* _TASK REQUIREMENTS_
Leave out the pictures and copy everything else below exactly.

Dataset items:
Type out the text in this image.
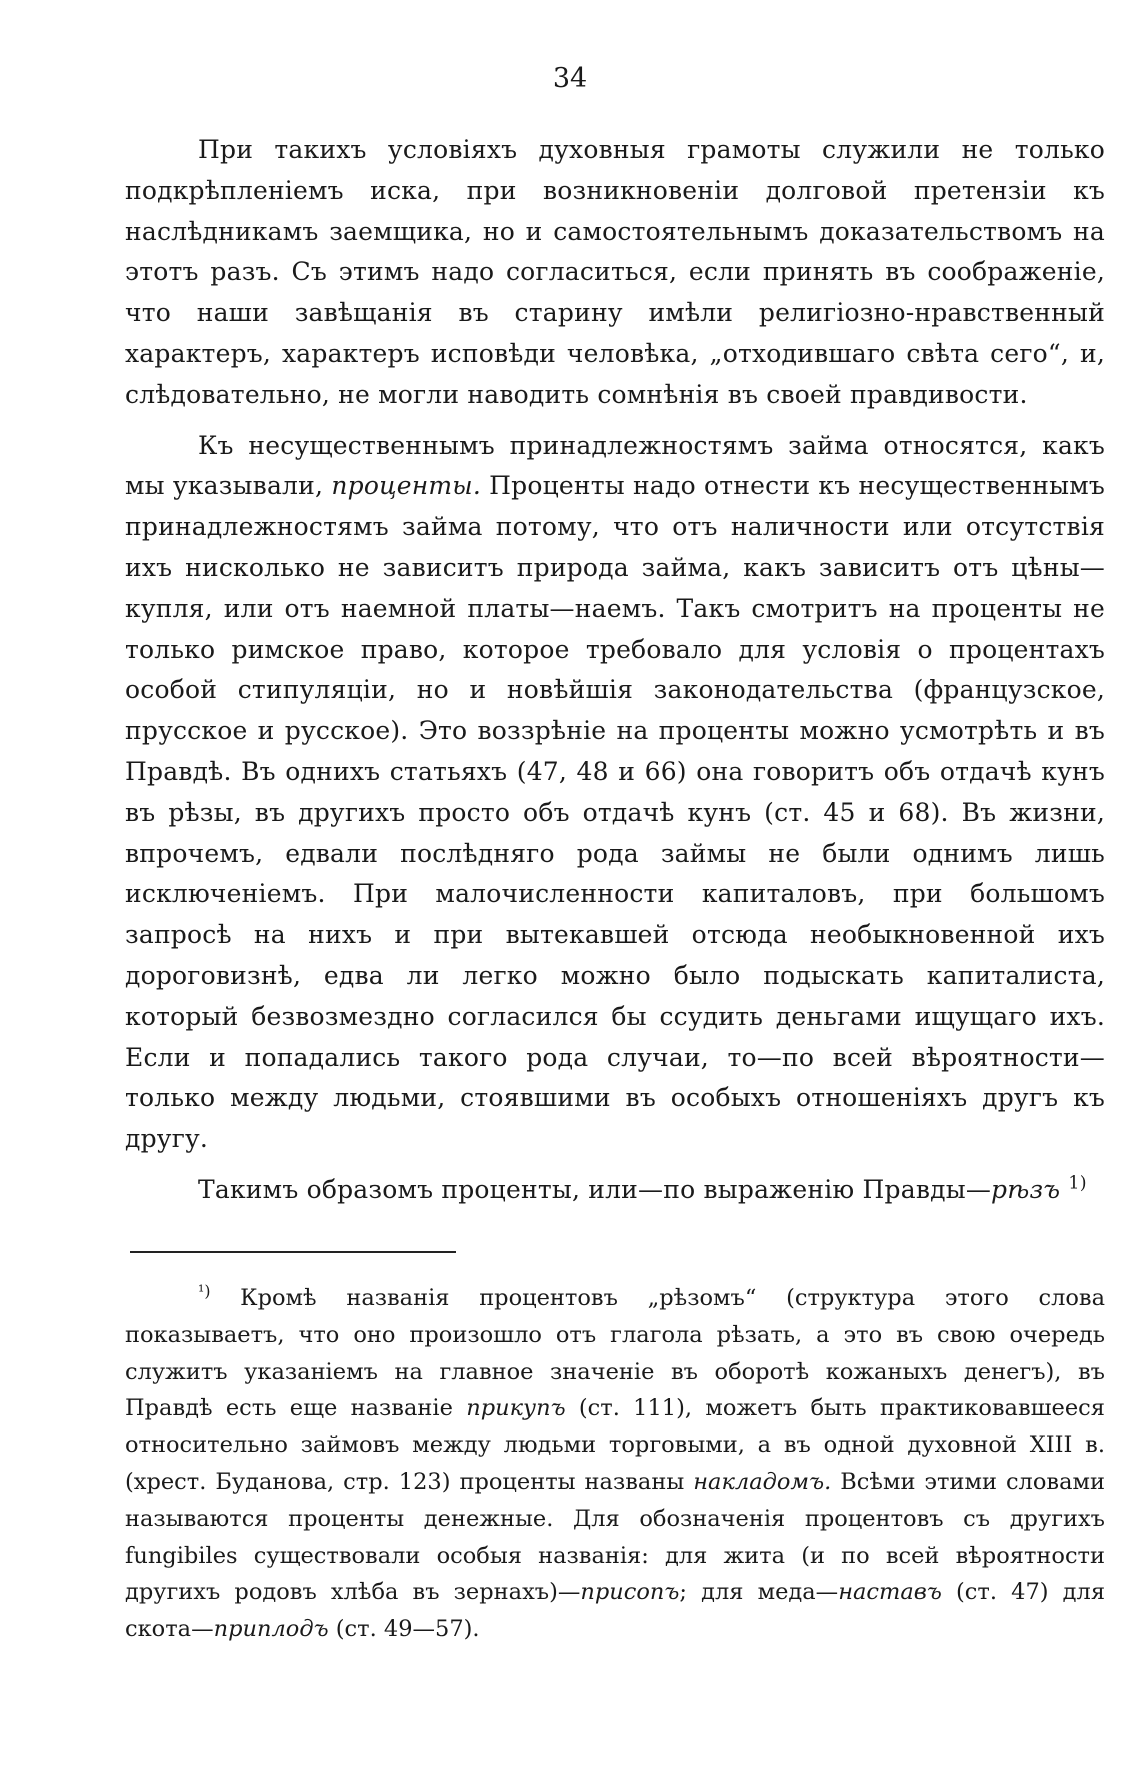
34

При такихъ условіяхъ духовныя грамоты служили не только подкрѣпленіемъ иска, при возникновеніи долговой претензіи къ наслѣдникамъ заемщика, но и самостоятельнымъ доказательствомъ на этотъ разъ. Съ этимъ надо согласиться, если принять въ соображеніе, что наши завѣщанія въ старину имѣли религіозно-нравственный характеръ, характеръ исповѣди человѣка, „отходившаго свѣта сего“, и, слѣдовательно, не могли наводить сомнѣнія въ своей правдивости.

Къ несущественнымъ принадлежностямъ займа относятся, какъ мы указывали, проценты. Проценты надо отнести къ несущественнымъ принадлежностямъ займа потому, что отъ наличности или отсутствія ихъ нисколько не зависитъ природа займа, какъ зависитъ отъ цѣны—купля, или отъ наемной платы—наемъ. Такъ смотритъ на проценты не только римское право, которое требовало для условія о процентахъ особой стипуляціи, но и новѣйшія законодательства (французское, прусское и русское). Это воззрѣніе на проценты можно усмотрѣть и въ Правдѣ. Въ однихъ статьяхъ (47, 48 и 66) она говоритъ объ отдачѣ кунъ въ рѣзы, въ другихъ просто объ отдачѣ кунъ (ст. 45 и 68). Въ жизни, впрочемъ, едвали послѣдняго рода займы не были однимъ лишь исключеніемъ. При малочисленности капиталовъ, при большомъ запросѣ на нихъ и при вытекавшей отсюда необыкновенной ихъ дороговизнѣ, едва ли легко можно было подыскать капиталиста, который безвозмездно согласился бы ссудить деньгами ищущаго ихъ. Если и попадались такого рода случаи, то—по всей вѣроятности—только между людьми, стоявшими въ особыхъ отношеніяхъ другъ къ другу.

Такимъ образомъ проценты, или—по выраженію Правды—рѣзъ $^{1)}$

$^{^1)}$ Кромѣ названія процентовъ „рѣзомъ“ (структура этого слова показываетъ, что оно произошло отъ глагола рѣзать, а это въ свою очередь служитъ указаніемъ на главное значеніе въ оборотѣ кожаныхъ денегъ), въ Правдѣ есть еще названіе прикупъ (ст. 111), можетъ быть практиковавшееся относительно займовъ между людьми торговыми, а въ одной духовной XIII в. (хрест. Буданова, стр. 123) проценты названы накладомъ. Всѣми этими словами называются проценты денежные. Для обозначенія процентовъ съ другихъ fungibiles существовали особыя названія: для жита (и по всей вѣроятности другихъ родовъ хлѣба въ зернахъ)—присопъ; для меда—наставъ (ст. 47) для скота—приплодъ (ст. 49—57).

* _ANSWER TO THIS TASK_
Type out the text in this image.
34

При такихъ условіяхъ духовныя грамоты служили не только подкрѣпленіемъ иска, при возникновеніи долговой претензіи къ наслѣдникамъ заемщика, но и самостоятельнымъ доказательствомъ на этотъ разъ. Съ этимъ надо согласиться, если принять въ соображеніе, что наши завѣщанія въ старину имѣли религіозно-нравственный характеръ, характеръ исповѣди человѣка, „отходившаго свѣта сего“, и, слѣдовательно, не могли наводить сомнѣнія въ своей правдивости.

Къ несущественнымъ принадлежностямъ займа относятся, какъ мы указывали, проценты. Проценты надо отнести къ несущественнымъ принадлежностямъ займа потому, что отъ наличности или отсутствія ихъ нисколько не зависитъ природа займа, какъ зависитъ отъ цѣны—купля, или отъ наемной платы—наемъ. Такъ смотритъ на проценты не только римское право, которое требовало для условія о процентахъ особой стипуляціи, но и новѣйшія законодательства (французское, прусское и русское). Это воззрѣніе на проценты можно усмотрѣть и въ Правдѣ. Въ однихъ статьяхъ (47, 48 и 66) она говоритъ объ отдачѣ кунъ въ рѣзы, въ другихъ просто объ отдачѣ кунъ (ст. 45 и 68). Въ жизни, впрочемъ, едвали послѣдняго рода займы не были однимъ лишь исключеніемъ. При малочисленности капиталовъ, при большомъ запросѣ на нихъ и при вытекавшей отсюда необыкновенной ихъ дороговизнѣ, едва ли легко можно было подыскать капиталиста, который безвозмездно согласился бы ссудить деньгами ищущаго ихъ. Если и попадались такого рода случаи, то—по всей вѣроятности—только между людьми, стоявшими въ особыхъ отношеніяхъ другъ къ другу.

Такимъ образомъ проценты, или—по выраженію Правды—рѣзъ $^{1)}$

$^{^1)}$ Кромѣ названія процентовъ „рѣзомъ“ (структура этого слова показываетъ, что оно произошло отъ глагола рѣзать, а это въ свою очередь служитъ указаніемъ на главное значеніе въ оборотѣ кожаныхъ денегъ), въ Правдѣ есть еще названіе прикупъ (ст. 111), можетъ быть практиковавшееся относительно займовъ между людьми торговыми, а въ одной духовной XIII в. (хрест. Буданова, стр. 123) проценты названы накладомъ. Всѣми этими словами называются проценты денежные. Для обозначенія процентовъ съ другихъ fungibiles существовали особыя названія: для жита (и по всей вѣроятности другихъ родовъ хлѣба въ зернахъ)—присопъ; для меда—наставъ (ст. 47) для скота—приплодъ (ст. 49—57).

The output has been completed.